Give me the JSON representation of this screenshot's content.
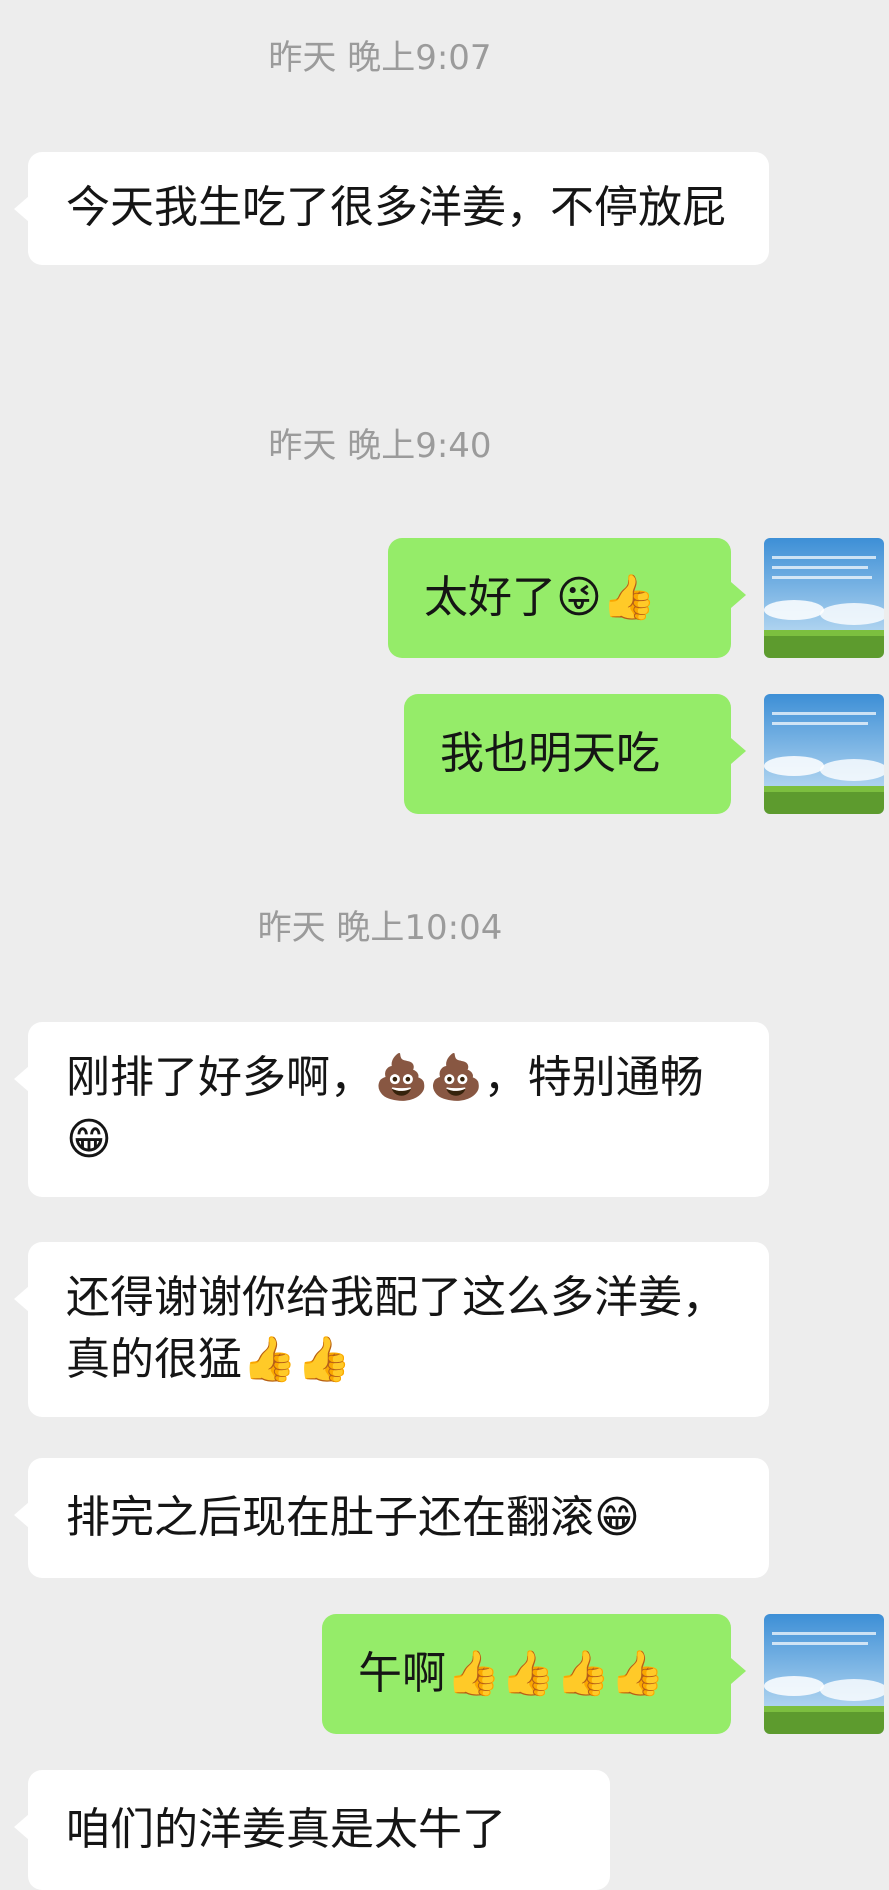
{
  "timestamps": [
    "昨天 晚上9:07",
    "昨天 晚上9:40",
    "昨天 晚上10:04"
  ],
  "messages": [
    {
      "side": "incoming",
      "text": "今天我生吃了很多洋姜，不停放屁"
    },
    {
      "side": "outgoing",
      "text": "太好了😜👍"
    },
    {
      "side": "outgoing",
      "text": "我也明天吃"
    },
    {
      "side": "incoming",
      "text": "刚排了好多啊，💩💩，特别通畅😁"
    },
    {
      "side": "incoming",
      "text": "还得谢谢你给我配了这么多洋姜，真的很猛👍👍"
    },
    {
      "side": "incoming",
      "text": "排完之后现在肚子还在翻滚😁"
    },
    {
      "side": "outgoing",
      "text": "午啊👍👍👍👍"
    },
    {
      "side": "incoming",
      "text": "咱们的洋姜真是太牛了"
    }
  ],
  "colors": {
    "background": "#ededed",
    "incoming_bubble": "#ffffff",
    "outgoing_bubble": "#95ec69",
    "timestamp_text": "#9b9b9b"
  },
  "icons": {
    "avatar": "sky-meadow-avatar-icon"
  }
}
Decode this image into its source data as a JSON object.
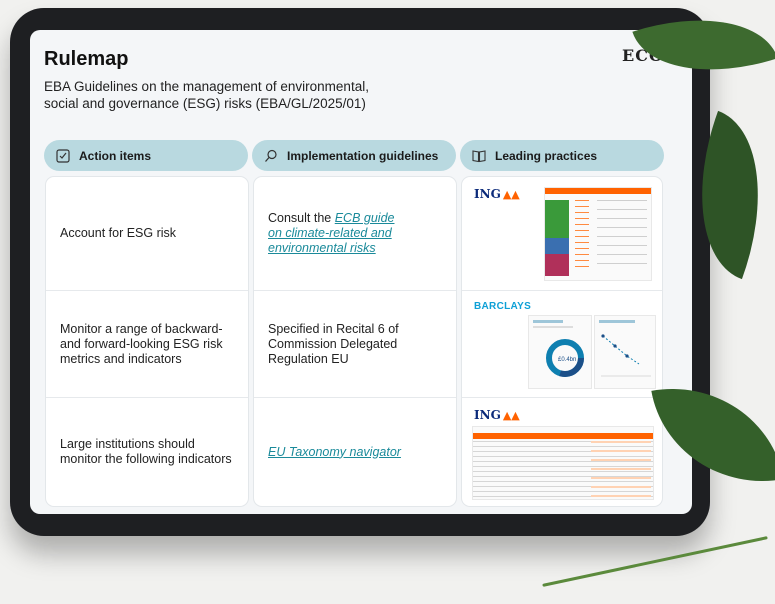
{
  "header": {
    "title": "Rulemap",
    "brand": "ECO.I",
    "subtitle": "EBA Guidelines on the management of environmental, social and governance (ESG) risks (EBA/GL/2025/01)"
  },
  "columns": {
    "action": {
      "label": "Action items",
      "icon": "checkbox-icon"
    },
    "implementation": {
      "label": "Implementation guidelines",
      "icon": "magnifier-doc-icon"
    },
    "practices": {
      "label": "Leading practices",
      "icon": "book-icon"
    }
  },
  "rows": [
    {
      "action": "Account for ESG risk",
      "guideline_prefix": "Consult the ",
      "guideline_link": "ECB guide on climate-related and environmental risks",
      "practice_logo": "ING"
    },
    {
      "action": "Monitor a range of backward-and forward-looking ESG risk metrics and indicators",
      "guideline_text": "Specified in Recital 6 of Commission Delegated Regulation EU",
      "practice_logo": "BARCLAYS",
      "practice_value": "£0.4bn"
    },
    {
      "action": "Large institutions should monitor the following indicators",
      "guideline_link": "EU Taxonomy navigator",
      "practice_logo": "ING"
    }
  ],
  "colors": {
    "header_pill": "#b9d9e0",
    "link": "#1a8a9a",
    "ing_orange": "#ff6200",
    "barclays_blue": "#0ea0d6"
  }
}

▶ **Given request**: Print the complete listing exactly as it stands, without its pictures.

▶ **Result for this exercise**:
Give me the JSON representation of this screenshot's content.
{
  "timestamps": [
    "昨天 晚上9:07",
    "昨天 晚上9:40",
    "昨天 晚上10:04"
  ],
  "messages": [
    {
      "side": "incoming",
      "text": "今天我生吃了很多洋姜，不停放屁"
    },
    {
      "side": "outgoing",
      "text": "太好了😜👍"
    },
    {
      "side": "outgoing",
      "text": "我也明天吃"
    },
    {
      "side": "incoming",
      "text": "刚排了好多啊，💩💩，特别通畅😁"
    },
    {
      "side": "incoming",
      "text": "还得谢谢你给我配了这么多洋姜，真的很猛👍👍"
    },
    {
      "side": "incoming",
      "text": "排完之后现在肚子还在翻滚😁"
    },
    {
      "side": "outgoing",
      "text": "午啊👍👍👍👍"
    },
    {
      "side": "incoming",
      "text": "咱们的洋姜真是太牛了"
    }
  ],
  "colors": {
    "background": "#ededed",
    "incoming_bubble": "#ffffff",
    "outgoing_bubble": "#95ec69",
    "timestamp_text": "#9b9b9b"
  },
  "icons": {
    "avatar": "sky-meadow-avatar-icon"
  }
}
Decode this image into its source data as a JSON object.
{
  "header": {
    "title": "Rulemap",
    "brand": "ECO.I",
    "subtitle": "EBA Guidelines on the management of environmental, social and governance (ESG) risks (EBA/GL/2025/01)"
  },
  "columns": {
    "action": {
      "label": "Action items",
      "icon": "checkbox-icon"
    },
    "implementation": {
      "label": "Implementation guidelines",
      "icon": "magnifier-doc-icon"
    },
    "practices": {
      "label": "Leading practices",
      "icon": "book-icon"
    }
  },
  "rows": [
    {
      "action": "Account for ESG risk",
      "guideline_prefix": "Consult the ",
      "guideline_link": "ECB guide on climate-related and environmental risks",
      "practice_logo": "ING"
    },
    {
      "action": "Monitor a range of backward-and forward-looking ESG risk metrics and indicators",
      "guideline_text": "Specified in Recital 6 of Commission Delegated Regulation EU",
      "practice_logo": "BARCLAYS",
      "practice_value": "£0.4bn"
    },
    {
      "action": "Large institutions should monitor the following indicators",
      "guideline_link": "EU Taxonomy navigator",
      "practice_logo": "ING"
    }
  ],
  "colors": {
    "header_pill": "#b9d9e0",
    "link": "#1a8a9a",
    "ing_orange": "#ff6200",
    "barclays_blue": "#0ea0d6"
  }
}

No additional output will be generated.